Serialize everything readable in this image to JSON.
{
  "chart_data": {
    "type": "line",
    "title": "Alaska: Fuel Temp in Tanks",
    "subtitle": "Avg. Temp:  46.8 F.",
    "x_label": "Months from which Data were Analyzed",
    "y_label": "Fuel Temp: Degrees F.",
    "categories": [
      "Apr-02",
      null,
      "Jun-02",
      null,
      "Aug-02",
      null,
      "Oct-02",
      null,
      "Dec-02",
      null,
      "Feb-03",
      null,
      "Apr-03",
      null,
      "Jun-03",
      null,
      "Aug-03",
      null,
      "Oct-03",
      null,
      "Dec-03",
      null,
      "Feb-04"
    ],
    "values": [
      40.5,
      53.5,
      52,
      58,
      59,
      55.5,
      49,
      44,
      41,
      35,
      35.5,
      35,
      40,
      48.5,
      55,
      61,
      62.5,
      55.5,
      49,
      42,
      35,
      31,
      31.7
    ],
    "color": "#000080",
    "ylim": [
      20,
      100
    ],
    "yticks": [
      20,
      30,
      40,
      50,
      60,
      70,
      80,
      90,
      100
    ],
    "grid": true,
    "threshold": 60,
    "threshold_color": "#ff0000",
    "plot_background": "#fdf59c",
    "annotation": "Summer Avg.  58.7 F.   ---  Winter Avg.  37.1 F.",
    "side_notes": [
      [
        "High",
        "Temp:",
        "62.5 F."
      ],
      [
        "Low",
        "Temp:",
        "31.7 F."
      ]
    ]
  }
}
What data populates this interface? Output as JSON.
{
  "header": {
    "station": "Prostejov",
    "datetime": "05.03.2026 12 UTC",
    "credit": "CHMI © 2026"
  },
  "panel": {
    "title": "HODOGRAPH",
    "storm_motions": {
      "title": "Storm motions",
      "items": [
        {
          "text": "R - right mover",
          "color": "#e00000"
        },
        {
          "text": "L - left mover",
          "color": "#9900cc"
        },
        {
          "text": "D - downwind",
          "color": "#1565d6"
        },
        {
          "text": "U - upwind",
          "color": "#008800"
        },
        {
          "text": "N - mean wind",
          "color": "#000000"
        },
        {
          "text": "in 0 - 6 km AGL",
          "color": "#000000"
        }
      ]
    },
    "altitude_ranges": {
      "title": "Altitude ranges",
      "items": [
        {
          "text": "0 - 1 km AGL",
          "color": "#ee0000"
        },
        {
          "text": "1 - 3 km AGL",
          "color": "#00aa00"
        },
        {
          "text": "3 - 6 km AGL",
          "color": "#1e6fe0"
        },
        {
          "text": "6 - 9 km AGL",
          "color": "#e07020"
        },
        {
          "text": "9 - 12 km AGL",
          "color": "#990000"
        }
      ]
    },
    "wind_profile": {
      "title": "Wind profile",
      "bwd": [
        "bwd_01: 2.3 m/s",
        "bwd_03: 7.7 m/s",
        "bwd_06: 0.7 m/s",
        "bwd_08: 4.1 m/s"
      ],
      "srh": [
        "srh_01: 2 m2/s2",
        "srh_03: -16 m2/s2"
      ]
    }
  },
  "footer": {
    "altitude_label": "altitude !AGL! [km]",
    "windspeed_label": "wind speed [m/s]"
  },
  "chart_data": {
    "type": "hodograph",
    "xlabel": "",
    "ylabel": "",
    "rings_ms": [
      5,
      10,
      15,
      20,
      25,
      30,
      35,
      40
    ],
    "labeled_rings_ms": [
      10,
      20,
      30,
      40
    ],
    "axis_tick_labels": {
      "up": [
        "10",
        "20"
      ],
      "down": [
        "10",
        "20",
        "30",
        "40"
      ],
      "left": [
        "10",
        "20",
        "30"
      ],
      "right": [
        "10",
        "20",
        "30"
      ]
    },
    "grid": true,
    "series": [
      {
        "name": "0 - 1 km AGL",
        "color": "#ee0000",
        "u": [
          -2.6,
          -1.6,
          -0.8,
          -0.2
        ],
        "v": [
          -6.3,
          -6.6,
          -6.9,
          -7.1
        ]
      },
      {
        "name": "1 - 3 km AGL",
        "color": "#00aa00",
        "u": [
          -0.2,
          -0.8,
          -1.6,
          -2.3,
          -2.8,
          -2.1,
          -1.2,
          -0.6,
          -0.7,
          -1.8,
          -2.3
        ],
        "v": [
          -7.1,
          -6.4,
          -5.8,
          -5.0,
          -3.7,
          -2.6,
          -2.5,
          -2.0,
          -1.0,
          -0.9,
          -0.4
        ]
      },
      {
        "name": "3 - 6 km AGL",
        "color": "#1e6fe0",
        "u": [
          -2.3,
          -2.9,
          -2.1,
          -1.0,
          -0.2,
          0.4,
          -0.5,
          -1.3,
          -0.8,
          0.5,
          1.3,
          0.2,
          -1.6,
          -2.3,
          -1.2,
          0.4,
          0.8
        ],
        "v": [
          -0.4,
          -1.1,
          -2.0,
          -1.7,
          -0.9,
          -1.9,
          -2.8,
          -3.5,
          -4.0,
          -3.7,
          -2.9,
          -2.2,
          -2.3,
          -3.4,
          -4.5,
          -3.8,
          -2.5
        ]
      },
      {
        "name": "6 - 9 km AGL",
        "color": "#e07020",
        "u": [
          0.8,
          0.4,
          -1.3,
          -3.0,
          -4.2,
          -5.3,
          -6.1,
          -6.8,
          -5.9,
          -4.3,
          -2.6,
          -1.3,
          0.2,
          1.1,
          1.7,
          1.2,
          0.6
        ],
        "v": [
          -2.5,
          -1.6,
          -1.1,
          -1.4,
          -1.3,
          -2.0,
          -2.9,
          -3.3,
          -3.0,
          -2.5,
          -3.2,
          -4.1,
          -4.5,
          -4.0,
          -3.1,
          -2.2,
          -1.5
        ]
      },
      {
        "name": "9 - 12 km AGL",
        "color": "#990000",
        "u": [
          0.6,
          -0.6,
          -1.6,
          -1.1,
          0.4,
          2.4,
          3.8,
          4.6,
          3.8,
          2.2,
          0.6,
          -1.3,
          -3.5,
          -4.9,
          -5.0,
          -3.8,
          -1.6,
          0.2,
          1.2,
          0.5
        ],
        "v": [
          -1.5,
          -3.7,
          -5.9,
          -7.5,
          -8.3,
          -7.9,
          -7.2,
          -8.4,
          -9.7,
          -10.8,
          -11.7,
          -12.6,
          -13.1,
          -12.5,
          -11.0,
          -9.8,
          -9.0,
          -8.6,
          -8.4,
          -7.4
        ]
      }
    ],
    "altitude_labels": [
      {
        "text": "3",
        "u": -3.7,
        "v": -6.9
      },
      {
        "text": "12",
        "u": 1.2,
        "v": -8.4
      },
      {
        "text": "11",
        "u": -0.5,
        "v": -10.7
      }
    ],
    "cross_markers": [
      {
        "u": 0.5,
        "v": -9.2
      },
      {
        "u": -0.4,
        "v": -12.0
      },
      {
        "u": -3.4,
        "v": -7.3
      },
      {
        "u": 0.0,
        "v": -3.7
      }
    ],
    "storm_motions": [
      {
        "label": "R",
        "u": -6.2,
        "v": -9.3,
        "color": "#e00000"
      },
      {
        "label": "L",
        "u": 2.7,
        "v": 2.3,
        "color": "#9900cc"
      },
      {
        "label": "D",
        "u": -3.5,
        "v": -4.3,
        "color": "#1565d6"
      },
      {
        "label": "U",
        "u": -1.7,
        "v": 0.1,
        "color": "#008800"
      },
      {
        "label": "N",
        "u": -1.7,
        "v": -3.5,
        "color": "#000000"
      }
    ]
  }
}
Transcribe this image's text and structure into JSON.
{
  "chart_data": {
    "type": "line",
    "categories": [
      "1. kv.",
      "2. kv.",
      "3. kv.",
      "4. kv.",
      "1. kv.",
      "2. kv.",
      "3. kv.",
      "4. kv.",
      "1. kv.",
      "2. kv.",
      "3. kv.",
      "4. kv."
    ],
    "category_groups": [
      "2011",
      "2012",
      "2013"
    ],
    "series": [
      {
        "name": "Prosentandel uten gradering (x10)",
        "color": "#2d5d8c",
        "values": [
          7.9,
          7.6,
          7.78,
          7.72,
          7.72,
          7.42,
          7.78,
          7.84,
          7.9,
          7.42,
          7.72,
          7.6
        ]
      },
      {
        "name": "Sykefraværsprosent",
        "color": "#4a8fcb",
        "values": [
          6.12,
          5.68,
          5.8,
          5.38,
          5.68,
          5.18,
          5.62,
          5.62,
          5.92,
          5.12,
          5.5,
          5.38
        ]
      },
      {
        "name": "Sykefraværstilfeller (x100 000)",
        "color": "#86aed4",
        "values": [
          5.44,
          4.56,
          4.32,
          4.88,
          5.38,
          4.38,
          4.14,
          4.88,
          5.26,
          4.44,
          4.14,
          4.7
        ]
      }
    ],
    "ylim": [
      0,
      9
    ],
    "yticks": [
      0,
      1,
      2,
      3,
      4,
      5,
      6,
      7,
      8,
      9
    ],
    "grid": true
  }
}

◆ **DIRECTIVE**: Copy every line of the records above that holds the word "image".

◆ **SOLUTION**:
Serialize everything readable in this image to JSON.
Transcribe this image's text and structure into JSON.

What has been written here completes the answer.